Page text:
_ _ _ _ _

There was one more thing that was somewhat difficult for me to understand. From the fermion.h file, it seems that setting either to "occupied" or to "1" should give the same effect, but when I used both (as a redundancy), the code didn't preserve the abstracted parity, but I think when I did this for the Kitaev wire model, it worked fine with the redundancy.
commented by (56.3k points)
I see, so that page is only saying that a certain interface to InitState is antiquated. (Perhaps I should remove that page now too, because very few people may be even using an older version.) But the InitState system is necessary to use for systems with QN conservation (using its more up-to-date interface) because MPS are required to be initialized with well defined quantum numbers, so we can't just construct a 'generic' MPS for you just from the site indices without more information. Here is an example of a code using the newest interface for InitState:

(in the Julia version we've been able to just replace an InitState with an array of strings or numbers, and might pursue that simpler design in the future for the C++ version).

Regarding your other question, when making an InitState for Fermion sites, yes the strings "Occ" and "1" should have exactly the same meaning and effect. The string "occupied" is not one of the recognized inputs, though. I just updated the docs to reflect this: http://itensor.org/docs.cgi?vers=cppv3&page=classes/fermion

Miles
commented by (460 points)
Oh, thank you for clarifying that about INitState. I don't know if that page needs to be removed (or if anyone uses a version of ITensor before version 2 these days), but if you added a note saying what you did in the first paragraph, it would remove the confusion.

I think I did use "Occ" or at least I did in the sample code above, but I don't think there's any need to write the same thing twice like I had before since it just invites errors.

Thanks again, Miles.

Jared
commented by (56.3k points)
Good suggestions about the docs. I think what's happening there is that even though those pages aren't linked to or reachable by following links on the ITensor site, Google is indexing them anyway so they are showing up in search results and confusing people. I just updated that InitState one and removed some others that were out of date (and again aren't actually linked to on the site but can still be accessed directly if you find them in a search).

_ _ _ _ _

Exercise instructions:
A. Reproduce the stretch of the ITensor InitState thread from "Regarding your other" through "by (460 points)" word for word.
B. Write the next part of the ITensor InitState thread, picking up after its final sentence.
None of the tasks needs the data.

Extracted records:
_ _ _ _ _

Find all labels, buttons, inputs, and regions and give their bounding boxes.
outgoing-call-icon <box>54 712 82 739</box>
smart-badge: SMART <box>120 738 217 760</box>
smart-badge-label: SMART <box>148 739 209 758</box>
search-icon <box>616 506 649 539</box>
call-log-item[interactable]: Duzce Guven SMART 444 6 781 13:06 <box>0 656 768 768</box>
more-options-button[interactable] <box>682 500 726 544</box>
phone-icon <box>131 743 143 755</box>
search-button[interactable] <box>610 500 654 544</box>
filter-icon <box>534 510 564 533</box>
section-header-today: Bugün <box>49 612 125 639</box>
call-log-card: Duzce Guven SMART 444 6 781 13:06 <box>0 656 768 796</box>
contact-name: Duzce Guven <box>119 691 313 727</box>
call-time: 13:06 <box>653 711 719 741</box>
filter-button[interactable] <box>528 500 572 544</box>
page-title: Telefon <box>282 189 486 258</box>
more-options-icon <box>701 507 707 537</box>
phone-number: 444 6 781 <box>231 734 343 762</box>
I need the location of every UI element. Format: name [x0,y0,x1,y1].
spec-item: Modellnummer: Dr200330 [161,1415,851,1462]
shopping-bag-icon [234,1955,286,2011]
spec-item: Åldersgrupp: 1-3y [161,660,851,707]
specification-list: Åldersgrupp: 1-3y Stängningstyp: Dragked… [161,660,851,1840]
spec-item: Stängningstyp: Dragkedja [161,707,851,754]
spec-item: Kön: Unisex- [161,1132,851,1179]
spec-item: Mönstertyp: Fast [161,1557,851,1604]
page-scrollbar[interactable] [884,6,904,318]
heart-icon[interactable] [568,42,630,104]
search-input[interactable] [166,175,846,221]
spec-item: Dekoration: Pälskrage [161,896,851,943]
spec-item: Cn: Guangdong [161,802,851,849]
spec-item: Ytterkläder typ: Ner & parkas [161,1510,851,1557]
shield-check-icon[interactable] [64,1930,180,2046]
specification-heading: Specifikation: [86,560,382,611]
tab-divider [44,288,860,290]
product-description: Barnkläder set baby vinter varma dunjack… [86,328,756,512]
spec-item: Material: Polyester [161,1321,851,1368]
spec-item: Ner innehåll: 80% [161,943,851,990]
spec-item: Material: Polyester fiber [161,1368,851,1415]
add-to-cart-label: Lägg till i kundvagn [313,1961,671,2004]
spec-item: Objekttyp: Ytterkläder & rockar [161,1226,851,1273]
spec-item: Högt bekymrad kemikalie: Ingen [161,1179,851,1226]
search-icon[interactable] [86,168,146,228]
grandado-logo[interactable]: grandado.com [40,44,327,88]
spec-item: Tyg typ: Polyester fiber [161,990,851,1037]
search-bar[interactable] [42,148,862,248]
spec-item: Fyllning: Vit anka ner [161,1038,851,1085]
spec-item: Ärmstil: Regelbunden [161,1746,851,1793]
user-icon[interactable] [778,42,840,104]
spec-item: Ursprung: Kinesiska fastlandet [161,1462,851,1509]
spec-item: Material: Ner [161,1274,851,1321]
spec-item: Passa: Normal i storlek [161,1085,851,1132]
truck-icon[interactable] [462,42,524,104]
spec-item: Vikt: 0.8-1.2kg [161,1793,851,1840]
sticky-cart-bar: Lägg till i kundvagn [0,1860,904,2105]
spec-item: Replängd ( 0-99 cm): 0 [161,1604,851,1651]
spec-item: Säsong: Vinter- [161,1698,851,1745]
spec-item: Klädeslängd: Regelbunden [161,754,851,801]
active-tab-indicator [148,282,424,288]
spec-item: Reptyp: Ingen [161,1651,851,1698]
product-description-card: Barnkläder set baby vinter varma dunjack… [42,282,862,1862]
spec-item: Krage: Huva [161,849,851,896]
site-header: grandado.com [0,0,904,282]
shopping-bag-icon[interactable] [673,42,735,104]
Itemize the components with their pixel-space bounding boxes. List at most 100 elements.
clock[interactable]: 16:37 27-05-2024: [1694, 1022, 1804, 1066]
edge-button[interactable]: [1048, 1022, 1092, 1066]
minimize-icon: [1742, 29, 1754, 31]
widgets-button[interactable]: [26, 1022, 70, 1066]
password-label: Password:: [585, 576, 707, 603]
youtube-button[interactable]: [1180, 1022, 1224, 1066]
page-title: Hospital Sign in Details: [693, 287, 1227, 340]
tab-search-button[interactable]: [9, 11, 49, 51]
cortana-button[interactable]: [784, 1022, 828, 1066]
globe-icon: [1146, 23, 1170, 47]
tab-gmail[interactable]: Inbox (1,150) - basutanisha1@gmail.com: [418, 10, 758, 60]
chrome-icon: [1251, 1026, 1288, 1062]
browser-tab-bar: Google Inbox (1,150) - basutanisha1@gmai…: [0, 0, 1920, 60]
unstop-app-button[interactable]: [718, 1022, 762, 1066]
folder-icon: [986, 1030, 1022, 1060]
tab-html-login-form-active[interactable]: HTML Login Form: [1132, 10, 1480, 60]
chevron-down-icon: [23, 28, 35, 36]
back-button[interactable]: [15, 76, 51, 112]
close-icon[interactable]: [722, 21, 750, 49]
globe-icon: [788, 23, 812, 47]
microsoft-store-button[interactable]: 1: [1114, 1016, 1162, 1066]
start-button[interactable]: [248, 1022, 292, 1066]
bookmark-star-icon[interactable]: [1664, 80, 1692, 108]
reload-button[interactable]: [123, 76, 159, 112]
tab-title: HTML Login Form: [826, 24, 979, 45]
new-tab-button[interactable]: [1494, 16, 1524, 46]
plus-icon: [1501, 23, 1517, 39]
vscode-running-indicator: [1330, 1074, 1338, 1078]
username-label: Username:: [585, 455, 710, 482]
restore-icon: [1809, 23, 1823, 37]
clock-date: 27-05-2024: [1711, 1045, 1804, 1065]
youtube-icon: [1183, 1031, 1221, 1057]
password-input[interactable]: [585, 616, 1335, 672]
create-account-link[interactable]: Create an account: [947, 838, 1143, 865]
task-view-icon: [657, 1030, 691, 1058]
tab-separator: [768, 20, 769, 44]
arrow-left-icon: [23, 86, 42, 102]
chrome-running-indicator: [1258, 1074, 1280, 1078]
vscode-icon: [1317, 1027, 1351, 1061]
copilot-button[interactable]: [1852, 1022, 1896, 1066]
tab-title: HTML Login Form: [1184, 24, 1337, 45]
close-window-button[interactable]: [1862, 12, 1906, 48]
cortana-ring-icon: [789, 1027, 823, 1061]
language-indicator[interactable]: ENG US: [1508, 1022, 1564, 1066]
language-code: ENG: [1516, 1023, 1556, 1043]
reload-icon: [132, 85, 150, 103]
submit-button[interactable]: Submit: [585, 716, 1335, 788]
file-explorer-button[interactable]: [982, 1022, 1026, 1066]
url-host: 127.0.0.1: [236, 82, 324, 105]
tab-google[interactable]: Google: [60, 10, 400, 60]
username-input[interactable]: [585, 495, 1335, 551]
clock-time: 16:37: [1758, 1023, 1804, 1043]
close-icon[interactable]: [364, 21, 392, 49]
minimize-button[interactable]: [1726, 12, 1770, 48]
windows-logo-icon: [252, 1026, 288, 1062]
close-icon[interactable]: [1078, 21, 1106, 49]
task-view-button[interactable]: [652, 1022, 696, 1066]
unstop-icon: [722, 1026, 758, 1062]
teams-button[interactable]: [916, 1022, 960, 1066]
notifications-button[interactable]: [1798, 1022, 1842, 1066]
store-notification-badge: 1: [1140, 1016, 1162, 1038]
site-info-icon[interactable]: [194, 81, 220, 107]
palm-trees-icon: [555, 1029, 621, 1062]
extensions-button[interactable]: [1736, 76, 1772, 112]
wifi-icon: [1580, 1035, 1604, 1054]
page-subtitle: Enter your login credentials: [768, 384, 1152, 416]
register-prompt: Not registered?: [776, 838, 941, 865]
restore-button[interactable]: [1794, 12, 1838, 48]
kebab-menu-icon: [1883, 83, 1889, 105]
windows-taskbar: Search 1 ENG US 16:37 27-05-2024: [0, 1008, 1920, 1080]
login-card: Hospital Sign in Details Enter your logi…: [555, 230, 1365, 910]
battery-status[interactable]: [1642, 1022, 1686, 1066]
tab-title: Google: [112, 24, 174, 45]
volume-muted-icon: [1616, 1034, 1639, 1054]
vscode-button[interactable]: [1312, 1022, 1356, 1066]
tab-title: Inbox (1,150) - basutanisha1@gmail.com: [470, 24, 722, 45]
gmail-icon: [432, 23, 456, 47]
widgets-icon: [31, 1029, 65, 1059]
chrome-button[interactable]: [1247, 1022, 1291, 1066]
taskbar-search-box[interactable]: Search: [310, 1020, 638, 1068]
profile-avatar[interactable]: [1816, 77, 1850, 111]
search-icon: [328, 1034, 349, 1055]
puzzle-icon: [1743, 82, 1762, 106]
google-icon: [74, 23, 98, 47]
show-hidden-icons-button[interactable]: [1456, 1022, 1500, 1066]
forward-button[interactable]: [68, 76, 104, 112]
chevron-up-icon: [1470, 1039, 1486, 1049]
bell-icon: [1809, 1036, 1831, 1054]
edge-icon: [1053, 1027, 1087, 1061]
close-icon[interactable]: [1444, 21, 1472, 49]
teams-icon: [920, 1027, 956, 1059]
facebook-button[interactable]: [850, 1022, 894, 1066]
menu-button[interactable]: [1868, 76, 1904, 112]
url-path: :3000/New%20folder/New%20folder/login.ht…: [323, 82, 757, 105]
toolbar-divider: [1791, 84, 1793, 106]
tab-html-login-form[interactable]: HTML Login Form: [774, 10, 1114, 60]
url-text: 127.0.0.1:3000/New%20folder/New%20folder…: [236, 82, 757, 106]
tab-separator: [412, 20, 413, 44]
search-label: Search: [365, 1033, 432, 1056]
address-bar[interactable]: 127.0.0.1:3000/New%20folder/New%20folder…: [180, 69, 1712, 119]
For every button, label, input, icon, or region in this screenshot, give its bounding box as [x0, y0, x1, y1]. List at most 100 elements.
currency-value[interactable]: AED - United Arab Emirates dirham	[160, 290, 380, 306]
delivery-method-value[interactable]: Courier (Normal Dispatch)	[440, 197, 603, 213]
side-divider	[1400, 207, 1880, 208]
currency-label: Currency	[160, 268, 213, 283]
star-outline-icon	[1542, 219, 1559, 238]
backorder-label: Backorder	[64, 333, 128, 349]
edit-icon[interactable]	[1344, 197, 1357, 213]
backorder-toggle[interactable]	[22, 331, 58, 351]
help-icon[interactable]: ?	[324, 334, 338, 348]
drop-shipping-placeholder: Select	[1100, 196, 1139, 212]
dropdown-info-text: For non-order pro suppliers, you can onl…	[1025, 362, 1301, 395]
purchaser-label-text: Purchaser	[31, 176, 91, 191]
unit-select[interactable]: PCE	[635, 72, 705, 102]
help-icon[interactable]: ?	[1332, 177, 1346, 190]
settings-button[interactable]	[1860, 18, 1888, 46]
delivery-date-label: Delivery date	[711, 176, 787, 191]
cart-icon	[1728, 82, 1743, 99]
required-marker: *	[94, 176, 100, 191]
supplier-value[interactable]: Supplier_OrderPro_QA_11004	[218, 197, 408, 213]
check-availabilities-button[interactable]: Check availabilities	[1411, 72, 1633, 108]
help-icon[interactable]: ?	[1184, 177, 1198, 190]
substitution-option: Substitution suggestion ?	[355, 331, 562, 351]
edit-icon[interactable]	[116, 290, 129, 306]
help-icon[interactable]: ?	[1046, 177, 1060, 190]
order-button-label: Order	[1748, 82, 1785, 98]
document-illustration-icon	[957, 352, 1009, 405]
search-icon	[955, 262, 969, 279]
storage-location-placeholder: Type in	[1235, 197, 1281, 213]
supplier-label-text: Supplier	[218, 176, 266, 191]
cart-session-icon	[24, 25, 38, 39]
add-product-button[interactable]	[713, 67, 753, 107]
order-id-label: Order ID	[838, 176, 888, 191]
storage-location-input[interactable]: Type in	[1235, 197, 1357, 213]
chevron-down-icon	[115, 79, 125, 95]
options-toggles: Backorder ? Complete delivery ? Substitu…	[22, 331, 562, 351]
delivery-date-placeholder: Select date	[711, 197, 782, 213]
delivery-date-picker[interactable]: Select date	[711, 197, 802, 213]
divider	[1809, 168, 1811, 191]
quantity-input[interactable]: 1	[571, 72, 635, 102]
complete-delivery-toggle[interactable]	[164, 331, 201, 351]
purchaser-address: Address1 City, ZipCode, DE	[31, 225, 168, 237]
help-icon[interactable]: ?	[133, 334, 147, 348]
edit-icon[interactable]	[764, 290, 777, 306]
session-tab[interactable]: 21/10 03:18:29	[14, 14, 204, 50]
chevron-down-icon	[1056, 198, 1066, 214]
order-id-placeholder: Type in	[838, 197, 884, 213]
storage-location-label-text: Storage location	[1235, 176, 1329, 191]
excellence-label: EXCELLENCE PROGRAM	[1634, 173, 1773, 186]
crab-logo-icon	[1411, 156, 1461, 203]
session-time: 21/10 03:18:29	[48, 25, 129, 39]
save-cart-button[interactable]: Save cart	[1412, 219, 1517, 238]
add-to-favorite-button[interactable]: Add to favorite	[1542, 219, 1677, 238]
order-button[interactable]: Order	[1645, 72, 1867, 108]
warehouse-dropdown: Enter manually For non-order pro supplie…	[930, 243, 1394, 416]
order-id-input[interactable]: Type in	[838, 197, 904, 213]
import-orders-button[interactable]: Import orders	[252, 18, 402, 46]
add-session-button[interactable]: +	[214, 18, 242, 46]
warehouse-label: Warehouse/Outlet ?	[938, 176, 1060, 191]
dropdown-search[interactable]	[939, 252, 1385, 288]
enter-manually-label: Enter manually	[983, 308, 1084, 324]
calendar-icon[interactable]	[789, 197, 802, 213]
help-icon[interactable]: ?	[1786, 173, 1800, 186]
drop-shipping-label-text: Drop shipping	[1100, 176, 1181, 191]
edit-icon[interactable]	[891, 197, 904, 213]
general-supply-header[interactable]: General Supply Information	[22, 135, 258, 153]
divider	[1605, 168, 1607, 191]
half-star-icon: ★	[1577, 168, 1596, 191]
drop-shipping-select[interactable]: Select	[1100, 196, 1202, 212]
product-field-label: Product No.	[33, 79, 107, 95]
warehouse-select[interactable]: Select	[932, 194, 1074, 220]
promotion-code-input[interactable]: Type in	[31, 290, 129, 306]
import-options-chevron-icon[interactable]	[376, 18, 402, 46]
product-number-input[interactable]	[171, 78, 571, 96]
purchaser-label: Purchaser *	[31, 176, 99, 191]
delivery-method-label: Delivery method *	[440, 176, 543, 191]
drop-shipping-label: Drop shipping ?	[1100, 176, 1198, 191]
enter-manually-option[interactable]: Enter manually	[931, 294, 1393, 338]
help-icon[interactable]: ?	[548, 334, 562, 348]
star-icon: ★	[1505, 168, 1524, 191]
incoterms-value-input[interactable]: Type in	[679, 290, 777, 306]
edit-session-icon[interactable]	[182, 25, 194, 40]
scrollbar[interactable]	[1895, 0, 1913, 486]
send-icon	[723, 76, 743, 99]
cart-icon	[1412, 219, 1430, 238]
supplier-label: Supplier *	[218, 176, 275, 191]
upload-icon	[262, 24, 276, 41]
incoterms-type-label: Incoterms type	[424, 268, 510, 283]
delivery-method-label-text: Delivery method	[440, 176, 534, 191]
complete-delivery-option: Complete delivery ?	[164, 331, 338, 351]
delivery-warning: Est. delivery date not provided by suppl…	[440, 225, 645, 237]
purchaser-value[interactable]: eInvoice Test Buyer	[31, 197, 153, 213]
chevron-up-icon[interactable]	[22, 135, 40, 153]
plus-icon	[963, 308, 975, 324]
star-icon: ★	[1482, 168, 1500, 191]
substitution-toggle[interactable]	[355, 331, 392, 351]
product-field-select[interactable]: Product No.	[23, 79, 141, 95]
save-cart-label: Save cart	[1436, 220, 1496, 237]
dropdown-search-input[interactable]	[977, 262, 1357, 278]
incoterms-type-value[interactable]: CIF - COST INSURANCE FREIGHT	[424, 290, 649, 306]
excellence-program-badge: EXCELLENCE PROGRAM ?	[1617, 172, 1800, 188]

_ _ _ _ _

Responses by task:
A.
Regarding your other question, when making an InitState for Fermion sites, yes the strings "Occ" and "1" should have exactly the same meaning and effect. The string "occupied" is not one of the recognized inputs, though. I just updated the docs to reflect this: http://itensor.org/docs.cgi?vers=cppv3&page=classes/fermion

Miles
commented by (460 points)

B.
I agree it might be time to take down the ITensor v2 docs!
commented by (460 points)
Excellent. Thanks for keeping things updated!
commented by (56.3k points)
Also, if you don't mind, I'm collecting feedback from users here and there about their choice of language (C++ versus Julia). What are your current reasons for using the C++ version of ITensor versus the Julia one? Just more familiarity with C++ and/or already using that from before or another reason? Thanks -
commented by (460 points)
I don't mind at all. I'm not very familiar at all with Julia, but more or less assumed C++ would simply compute faster (of course, even if that's true at a fundamental level, user-written code is likely the bigger factor). There two other minor reasons, like C(++) is a more general purpose language, and since I'm uncertain on the probability of a post-doc, having some background in C is a more profitable bet. A more unique-to-me reason is that I work part-time with an experimental rock physics group rather than TA in my department, and use OpenFOAM some for that - OpenFOAM uses C with C++ comments,  so using it for ITensor allows me to consolidate my syntax frustrations.
commented by (56.3k points)
Thanks for that feedback! Yes it definitely makes sense given all those reasons. I'm thinking of adding a small FAQ to the ITensor site to help people weigh this choice.

Just for your info, Julia is just as fast of a language as C++, even for very low-level code. This is because Julia is a compiled language too, and all the types of variables in Julia can be known to the compiler, so just like in C++. There are even BLAS libraries now being written in pure Julia that rival Fortran BLAS! That being said, because of its greater flexibility as a language, it is easier to accidentally write slow code in Julia (slower than the comparable C++ I mean), though one can catch these slowdown by profiling the code.